* [Set task] Scan the material below for the string "History", and copy every line where it shows up.

* [Stored data entries]
########################################
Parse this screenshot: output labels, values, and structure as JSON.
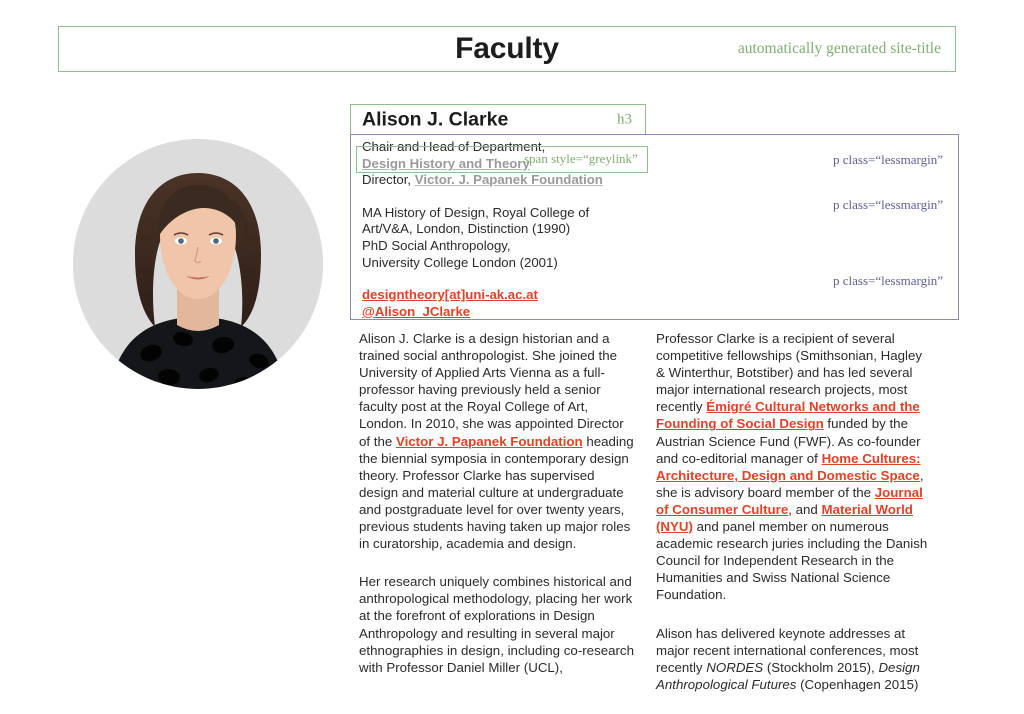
{
  "header": {
    "title": "Faculty",
    "annotation": "automatically generated site-title"
  },
  "portrait": {
    "alt": "portrait-photo-alison-clarke"
  },
  "profile": {
    "name": "Alison J. Clarke",
    "heading_tag": "h3",
    "role_block": {
      "line1": "Chair and Head of Department,",
      "greylink1": "Design History and Theory",
      "line2_prefix": "Director, ",
      "greylink2": "Victor. J. Papanek Foundation",
      "annotation": "span style=“greylink”"
    },
    "education": [
      "MA History of Design, Royal College of",
      "Art/V&A, London, Distinction (1990)",
      "PhD Social Anthropology,",
      "University College London (2001)"
    ],
    "contact": {
      "email": "designtheory[at]uni-ak.ac.at",
      "twitter": "@Alison_JClarke"
    },
    "paragraph_annotations": [
      "p class=“lessmargin”",
      "p class=“lessmargin”",
      "p class=“lessmargin”"
    ]
  },
  "body": {
    "left_column": {
      "para1": {
        "before_link": "Alison J. Clarke is a design historian and a trained social anthropologist. She joined the University of Applied Arts Vienna as a full-professor having previously held a senior faculty post at the Royal College of Art, London. In 2010, she was appointed Director of the ",
        "link": "Victor J. Papanek Foundation",
        "after_link": " heading the biennial symposia in contemporary design theory. Professor Clarke has supervised design and material culture at undergraduate and postgraduate level for over twenty years, previous students having taken up major roles in curatorship, academia and design."
      },
      "para2": "Her research uniquely combines historical and anthropological methodology, placing her work at the forefront of explorations in Design Anthropology and resulting in several major ethnographies in design, including co-research with Professor Daniel Miller (UCL),"
    },
    "right_column": {
      "para1": {
        "seg1": "Professor Clarke is a recipient of several competitive fellowships (Smithsonian, Hagley & Winterthur, Botstiber) and has led several major international research projects, most recently ",
        "link1": "Émigré Cultural Networks and the Founding of Social Design",
        "seg2": " funded by the Austrian Science Fund (FWF). As co-founder and co-editorial manager of ",
        "link2": "Home Cultures: Architecture, Design and Domestic Space",
        "seg3": ", she is advisory board member of the ",
        "link3": "Journal of Consumer Culture",
        "seg4": ", and ",
        "link4": "Material World (NYU)",
        "seg5": " and panel member on numerous academic research juries including the Danish Council for Independent Research in the Humanities and Swiss National Science Foundation."
      },
      "para2": {
        "seg1": "Alison has delivered keynote addresses at major recent international conferences, most recently ",
        "italic1": "NORDES",
        "seg2": " (Stockholm 2015), ",
        "italic2": "Design Anthropological Futures",
        "seg3": " (Copenhagen 2015)"
      }
    }
  },
  "colors": {
    "green_annotation": "#7fae72",
    "purple_annotation": "#5f5f9b",
    "red_link": "#e24228",
    "grey_link": "#9a9a9a"
  }
}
########################################
* [Answer for the task]
      "greylink1": "Design History and Theory",
      "MA History of Design, Royal College of",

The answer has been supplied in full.